- _DIRECTION_
Search the material for the word "Perdida" and report each line where it turns up.

- _LISTED ENTRIES_
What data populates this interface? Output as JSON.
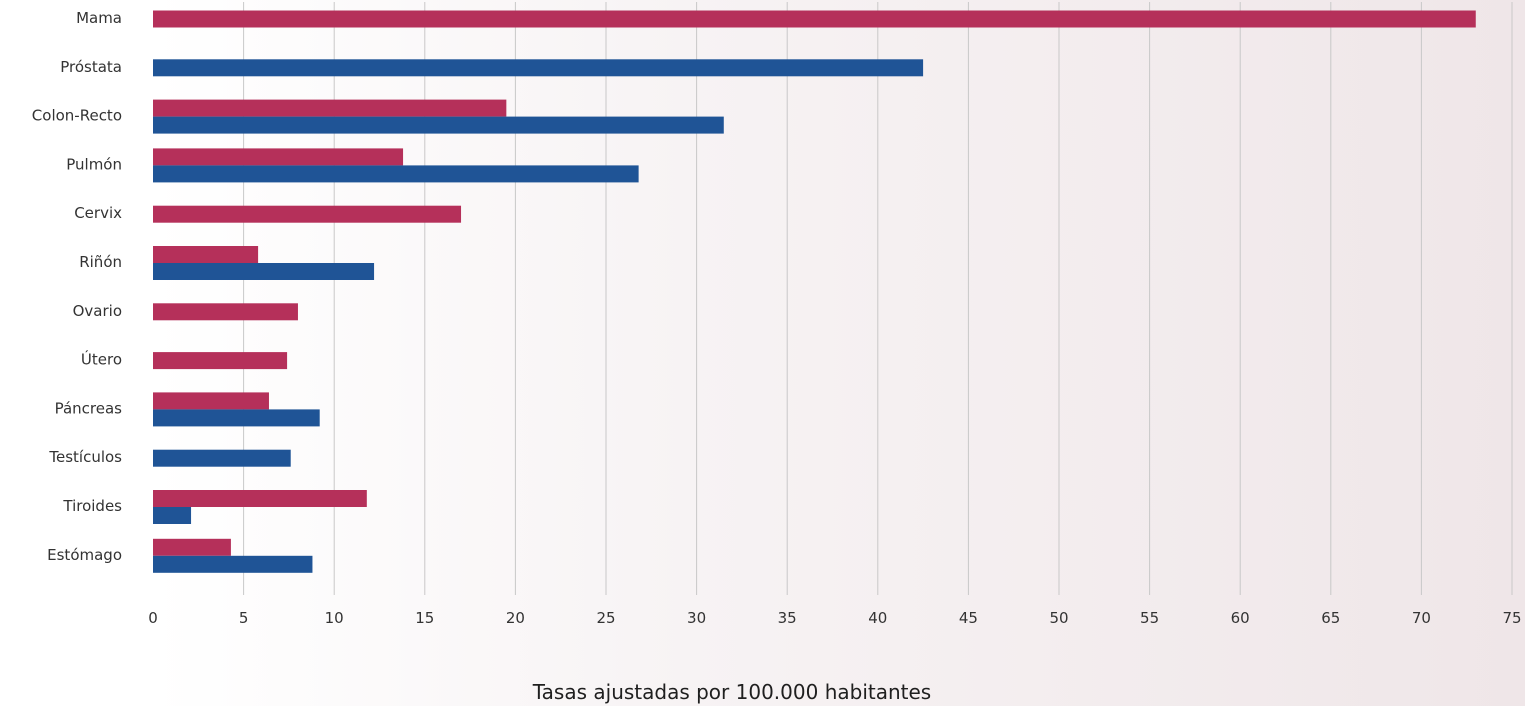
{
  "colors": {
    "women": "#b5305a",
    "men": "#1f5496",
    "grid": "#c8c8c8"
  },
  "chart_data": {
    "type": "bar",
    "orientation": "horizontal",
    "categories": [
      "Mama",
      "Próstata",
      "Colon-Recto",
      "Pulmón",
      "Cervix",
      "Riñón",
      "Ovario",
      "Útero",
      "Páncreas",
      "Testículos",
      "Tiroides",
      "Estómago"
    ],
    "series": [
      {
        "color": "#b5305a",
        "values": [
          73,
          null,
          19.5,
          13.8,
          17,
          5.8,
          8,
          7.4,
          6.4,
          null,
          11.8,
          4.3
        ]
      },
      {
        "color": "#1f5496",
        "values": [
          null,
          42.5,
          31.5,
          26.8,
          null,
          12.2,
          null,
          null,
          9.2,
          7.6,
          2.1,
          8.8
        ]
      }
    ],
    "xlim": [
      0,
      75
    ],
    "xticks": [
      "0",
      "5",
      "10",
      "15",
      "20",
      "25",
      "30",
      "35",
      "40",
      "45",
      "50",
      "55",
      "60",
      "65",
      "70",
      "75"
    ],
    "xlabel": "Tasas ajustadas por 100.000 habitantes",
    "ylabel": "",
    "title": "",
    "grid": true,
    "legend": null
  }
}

==

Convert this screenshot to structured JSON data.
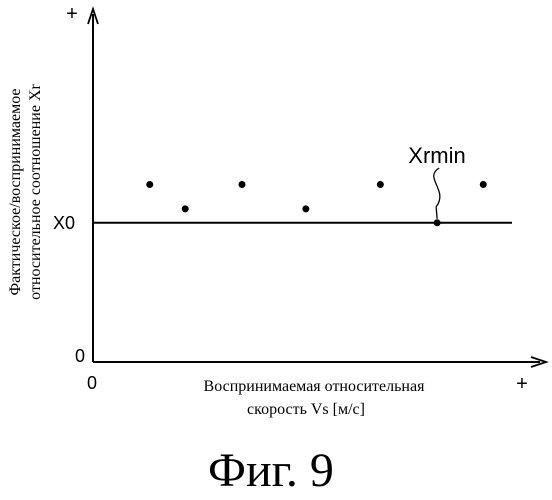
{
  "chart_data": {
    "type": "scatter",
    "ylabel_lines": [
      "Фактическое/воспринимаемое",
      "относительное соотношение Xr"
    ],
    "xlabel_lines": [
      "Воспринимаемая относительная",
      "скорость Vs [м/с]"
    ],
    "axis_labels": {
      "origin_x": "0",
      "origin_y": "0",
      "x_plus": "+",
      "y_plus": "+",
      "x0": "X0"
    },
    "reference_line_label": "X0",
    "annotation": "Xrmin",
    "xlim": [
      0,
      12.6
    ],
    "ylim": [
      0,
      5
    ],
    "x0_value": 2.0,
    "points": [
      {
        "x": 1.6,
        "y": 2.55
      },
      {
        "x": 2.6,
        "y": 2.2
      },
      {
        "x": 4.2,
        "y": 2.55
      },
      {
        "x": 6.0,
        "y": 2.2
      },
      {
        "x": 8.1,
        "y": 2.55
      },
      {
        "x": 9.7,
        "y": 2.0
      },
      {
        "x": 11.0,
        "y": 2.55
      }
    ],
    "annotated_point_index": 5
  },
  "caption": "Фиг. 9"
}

---

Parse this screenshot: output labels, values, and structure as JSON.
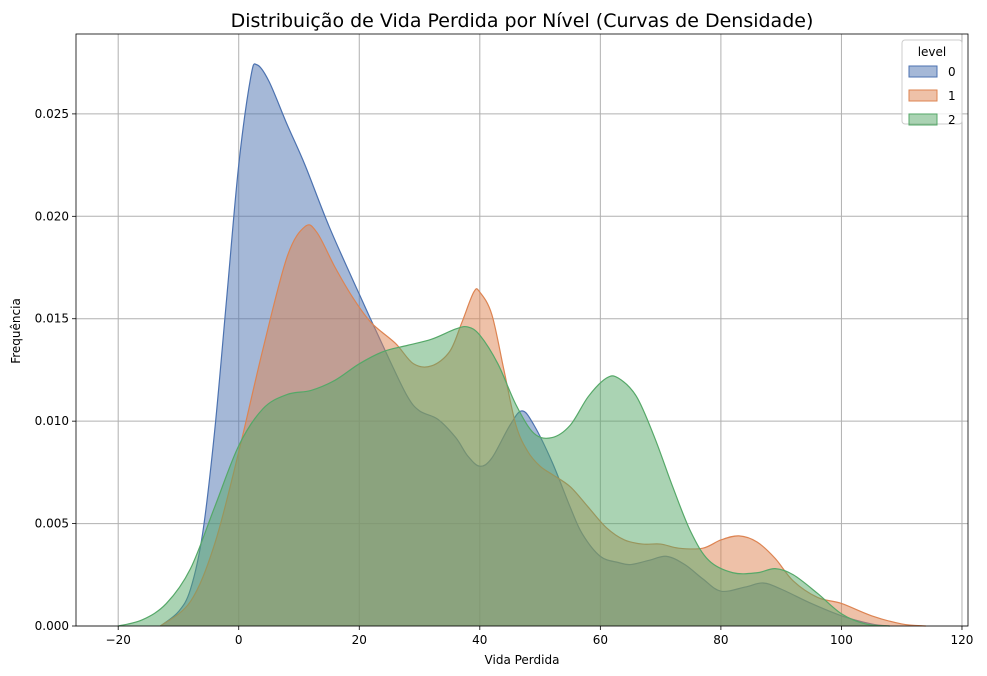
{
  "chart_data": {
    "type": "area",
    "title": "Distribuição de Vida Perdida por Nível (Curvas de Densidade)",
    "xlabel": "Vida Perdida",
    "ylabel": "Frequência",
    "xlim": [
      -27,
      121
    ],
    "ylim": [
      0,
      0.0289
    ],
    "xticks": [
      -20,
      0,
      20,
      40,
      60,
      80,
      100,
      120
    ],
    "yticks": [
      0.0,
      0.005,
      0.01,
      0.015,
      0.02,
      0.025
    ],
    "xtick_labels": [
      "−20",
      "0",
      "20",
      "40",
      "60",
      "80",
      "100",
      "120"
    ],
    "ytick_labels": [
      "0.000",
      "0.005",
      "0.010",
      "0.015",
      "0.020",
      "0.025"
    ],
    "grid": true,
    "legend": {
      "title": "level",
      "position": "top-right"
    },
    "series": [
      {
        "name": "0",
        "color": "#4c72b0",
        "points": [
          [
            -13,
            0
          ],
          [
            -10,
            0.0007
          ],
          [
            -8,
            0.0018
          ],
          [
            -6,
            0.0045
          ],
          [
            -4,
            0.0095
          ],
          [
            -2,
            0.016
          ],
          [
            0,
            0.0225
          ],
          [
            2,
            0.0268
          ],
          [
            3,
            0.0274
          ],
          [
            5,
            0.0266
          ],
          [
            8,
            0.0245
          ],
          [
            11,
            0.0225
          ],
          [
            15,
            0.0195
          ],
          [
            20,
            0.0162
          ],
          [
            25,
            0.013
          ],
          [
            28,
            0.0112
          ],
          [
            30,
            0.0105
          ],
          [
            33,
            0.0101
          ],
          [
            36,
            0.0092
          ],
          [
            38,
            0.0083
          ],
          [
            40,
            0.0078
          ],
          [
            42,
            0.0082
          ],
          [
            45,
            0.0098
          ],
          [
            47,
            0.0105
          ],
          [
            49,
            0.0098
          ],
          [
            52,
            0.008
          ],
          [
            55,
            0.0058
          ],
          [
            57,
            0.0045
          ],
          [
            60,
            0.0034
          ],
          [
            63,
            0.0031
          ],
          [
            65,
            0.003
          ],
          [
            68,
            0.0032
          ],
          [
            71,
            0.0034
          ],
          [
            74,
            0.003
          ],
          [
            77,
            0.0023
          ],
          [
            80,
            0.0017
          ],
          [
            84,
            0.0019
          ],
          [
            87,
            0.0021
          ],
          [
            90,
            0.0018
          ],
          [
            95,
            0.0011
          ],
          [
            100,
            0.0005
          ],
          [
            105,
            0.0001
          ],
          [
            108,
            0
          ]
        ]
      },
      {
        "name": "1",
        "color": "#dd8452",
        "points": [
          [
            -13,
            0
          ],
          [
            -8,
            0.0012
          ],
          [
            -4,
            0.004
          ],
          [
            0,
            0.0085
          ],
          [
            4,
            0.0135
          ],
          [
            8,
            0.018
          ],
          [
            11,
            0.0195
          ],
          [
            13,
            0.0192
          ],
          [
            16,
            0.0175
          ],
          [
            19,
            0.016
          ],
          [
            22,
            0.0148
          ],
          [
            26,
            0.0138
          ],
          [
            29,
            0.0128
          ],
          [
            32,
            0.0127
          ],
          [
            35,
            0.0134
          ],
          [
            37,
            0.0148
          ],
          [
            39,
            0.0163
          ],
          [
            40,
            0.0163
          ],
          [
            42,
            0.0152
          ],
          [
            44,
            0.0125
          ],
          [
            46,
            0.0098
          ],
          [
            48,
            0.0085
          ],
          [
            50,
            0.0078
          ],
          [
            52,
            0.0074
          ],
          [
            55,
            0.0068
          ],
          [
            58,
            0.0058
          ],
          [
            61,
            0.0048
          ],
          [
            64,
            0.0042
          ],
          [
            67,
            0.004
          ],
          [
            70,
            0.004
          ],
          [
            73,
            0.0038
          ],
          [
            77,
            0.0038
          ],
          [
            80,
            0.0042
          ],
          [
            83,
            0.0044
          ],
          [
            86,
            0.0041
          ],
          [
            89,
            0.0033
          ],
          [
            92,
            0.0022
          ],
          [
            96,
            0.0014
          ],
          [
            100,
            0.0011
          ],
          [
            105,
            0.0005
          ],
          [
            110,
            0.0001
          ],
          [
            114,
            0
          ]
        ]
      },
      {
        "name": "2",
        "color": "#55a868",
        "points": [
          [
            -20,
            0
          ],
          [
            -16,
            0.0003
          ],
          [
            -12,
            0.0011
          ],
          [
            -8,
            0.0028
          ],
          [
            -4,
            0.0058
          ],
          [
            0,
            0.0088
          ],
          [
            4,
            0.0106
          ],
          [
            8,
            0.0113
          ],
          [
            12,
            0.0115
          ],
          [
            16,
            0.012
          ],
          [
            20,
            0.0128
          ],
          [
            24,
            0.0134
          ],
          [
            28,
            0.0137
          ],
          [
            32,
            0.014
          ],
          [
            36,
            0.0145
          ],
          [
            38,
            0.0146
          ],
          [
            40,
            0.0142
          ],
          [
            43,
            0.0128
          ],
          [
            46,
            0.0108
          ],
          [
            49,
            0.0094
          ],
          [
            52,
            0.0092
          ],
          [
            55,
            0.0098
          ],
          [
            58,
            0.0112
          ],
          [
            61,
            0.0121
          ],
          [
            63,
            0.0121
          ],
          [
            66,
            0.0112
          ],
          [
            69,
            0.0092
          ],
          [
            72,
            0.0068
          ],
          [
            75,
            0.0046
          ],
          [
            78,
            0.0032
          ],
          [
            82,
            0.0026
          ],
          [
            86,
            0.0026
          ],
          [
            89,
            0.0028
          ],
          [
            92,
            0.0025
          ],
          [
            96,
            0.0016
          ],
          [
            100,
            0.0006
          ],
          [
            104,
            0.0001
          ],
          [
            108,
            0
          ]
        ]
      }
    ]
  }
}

- _WRITTEN RESPONSE_
    "title": "Distribuição de Vida Perdida por Nível (Curvas de Densidade)",
    "xlabel": "Vida Perdida",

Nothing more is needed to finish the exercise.